▶ _WRITTEN EXERCISE_: Rewrite the material from the line containing "In the image" down to the line containing "data-label: 28% — [399, 308, 445, 335]", replacing "fine" with "acceptable" and leaving everything else unchanged.

▶ _DATA TO USE_:
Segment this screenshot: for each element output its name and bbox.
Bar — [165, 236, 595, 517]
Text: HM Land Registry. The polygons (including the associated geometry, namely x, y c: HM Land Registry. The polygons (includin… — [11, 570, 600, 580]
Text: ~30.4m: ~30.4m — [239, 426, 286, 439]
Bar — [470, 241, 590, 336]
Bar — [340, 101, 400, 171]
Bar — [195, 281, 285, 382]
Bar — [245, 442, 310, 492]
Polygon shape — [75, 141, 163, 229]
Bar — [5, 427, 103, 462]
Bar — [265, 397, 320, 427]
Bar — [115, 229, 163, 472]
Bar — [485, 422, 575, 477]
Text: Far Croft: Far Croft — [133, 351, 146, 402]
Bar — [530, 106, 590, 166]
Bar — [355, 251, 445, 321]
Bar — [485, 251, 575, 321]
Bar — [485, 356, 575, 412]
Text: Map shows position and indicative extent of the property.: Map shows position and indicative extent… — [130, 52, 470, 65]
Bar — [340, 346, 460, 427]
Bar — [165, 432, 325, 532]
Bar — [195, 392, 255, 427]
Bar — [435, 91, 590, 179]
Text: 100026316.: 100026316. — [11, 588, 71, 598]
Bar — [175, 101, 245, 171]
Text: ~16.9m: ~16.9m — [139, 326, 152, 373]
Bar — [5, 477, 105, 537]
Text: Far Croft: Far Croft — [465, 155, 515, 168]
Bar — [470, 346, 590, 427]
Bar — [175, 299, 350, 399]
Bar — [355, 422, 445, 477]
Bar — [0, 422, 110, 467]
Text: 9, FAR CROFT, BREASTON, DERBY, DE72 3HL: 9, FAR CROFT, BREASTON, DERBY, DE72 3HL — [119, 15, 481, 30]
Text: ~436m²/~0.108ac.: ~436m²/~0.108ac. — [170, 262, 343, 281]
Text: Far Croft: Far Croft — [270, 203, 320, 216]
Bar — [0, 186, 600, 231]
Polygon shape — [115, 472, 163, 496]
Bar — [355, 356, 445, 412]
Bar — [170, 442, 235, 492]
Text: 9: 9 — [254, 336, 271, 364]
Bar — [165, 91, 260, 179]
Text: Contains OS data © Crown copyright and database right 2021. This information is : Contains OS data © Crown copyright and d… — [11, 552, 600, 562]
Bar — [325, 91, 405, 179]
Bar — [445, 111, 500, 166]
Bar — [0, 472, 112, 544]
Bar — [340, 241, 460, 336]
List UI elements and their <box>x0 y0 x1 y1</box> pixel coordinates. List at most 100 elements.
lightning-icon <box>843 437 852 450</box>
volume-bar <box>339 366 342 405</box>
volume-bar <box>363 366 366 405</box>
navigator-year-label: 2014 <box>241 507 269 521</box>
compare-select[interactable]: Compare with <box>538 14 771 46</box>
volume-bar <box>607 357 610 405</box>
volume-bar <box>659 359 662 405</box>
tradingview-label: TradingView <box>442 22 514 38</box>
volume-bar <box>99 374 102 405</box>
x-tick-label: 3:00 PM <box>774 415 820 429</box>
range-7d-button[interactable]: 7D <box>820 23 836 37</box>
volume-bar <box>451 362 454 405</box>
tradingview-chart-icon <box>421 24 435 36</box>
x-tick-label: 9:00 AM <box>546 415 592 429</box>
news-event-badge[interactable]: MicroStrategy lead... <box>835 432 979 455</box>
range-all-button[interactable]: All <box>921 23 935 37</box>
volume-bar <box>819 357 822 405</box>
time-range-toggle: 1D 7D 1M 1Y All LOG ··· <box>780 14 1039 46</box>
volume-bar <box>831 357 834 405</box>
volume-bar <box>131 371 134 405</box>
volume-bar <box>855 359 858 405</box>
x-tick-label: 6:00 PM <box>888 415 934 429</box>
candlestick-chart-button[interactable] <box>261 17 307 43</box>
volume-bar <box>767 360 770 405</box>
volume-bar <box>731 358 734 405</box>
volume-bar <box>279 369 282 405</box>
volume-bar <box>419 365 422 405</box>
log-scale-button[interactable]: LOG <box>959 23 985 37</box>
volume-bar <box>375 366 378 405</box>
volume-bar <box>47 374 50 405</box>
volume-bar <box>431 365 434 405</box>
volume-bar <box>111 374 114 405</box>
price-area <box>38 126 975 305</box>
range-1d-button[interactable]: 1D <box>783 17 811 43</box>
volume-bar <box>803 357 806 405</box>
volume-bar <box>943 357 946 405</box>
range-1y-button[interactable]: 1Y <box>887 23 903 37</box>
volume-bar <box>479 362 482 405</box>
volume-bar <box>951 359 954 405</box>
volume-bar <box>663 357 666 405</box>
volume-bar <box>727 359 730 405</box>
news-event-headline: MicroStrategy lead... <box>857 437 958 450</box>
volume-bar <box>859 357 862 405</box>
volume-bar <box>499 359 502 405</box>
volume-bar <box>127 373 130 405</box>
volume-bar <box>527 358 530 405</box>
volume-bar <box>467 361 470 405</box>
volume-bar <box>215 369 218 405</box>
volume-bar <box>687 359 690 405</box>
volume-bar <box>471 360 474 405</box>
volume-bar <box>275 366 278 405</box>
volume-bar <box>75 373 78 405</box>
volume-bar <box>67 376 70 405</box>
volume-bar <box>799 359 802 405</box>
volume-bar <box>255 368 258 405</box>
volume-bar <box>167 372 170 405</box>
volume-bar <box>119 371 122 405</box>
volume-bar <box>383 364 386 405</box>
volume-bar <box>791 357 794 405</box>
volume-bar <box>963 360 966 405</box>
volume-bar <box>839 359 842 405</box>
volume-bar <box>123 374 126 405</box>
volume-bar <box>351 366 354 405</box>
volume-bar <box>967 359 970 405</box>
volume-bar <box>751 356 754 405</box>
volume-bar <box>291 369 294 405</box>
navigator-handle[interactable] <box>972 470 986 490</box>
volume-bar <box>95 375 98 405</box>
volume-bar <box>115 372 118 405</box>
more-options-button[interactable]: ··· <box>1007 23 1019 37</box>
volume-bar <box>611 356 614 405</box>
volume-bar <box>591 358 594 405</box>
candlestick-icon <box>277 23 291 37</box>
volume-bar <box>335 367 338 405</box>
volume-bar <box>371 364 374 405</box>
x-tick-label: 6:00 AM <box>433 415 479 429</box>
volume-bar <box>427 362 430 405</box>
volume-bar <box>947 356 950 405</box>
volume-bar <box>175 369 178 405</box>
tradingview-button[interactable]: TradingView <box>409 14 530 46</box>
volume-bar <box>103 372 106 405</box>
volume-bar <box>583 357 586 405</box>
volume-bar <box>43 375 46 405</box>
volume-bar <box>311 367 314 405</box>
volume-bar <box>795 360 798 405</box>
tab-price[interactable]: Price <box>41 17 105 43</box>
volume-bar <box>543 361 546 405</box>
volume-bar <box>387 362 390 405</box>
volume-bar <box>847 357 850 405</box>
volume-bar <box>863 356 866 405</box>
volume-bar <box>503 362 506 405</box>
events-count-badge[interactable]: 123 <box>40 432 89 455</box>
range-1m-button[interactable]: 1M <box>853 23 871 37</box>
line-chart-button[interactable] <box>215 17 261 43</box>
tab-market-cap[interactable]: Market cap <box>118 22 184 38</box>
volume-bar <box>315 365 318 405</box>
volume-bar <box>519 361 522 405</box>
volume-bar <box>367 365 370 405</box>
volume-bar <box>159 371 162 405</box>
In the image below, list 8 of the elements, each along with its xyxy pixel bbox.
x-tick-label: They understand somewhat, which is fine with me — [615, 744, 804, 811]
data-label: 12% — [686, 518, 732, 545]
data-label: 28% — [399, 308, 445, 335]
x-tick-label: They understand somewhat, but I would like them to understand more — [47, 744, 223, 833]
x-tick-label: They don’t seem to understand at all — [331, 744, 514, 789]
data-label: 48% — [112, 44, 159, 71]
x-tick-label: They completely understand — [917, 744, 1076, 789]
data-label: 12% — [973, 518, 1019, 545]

---

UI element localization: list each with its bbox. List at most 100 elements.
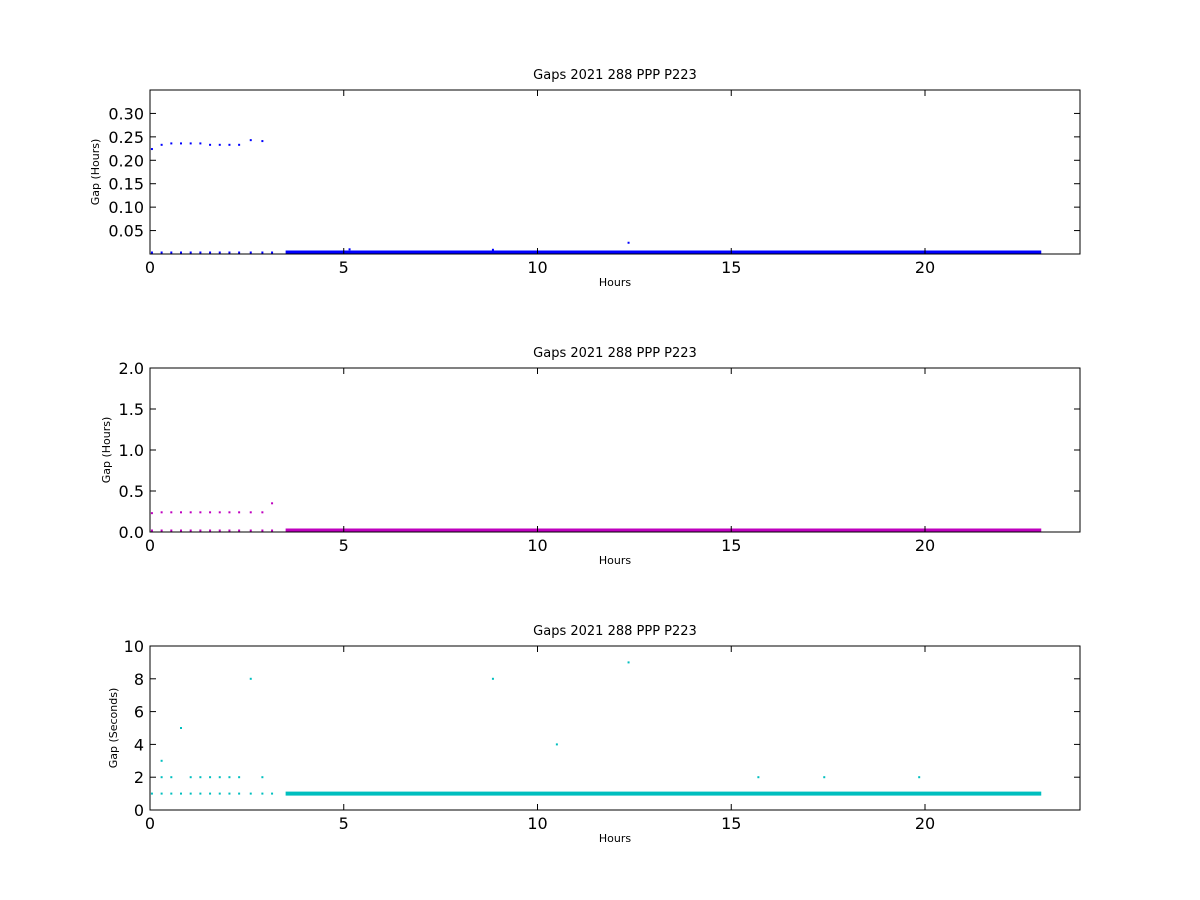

==

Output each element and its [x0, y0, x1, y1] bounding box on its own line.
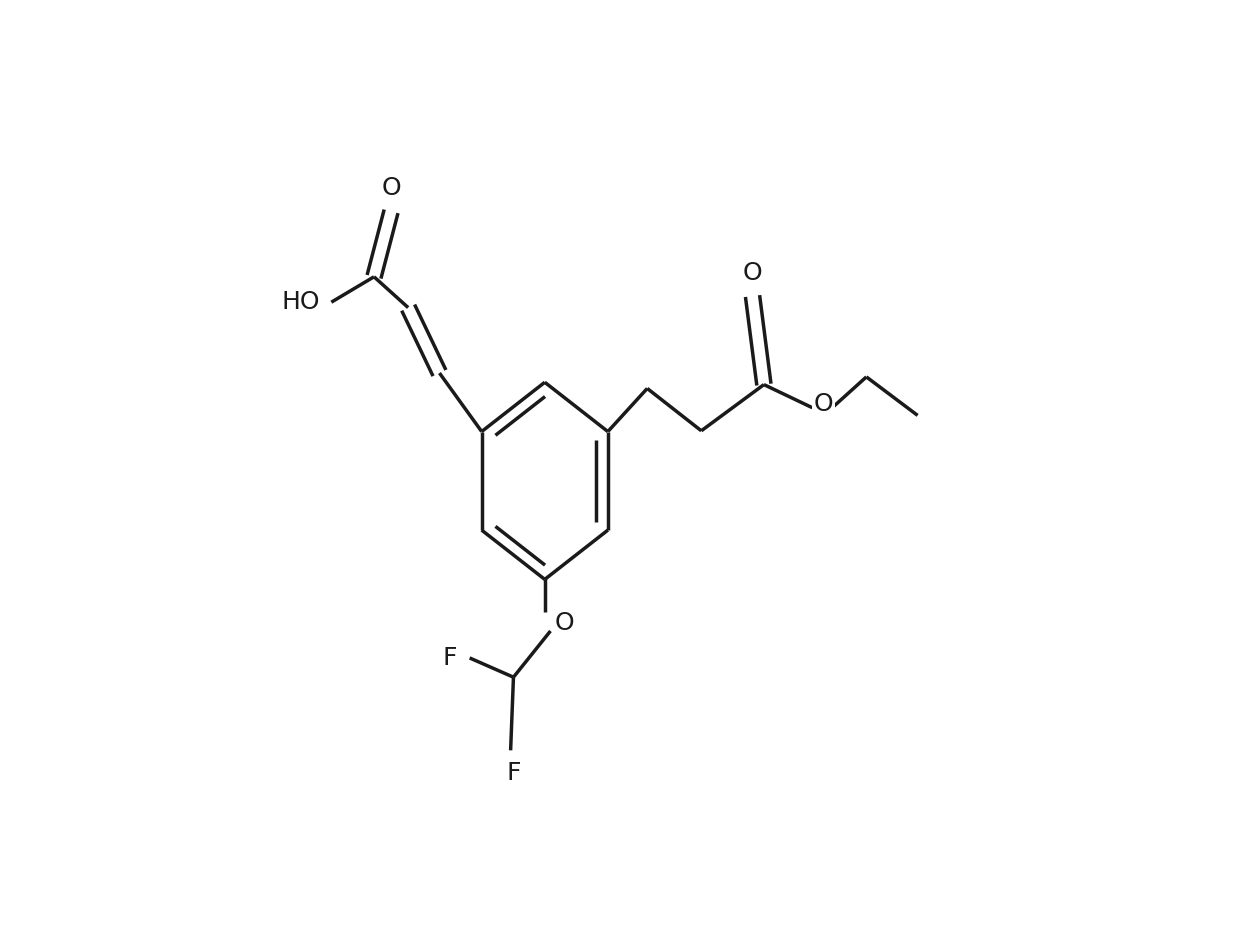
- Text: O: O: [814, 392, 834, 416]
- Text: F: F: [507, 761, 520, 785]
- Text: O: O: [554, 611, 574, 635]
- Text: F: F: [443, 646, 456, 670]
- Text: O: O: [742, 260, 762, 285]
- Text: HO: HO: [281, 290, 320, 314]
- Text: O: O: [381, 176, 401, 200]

▶ _EXERCISE SOLUTION_:
In the image below, list 8 of the elements, each along with its xyxy pixel bbox.
x-tick-label: They understand somewhat, which is acceptable with me — [615, 744, 804, 811]
data-label: 12% — [686, 518, 732, 545]
data-label: 28% — [399, 308, 445, 335]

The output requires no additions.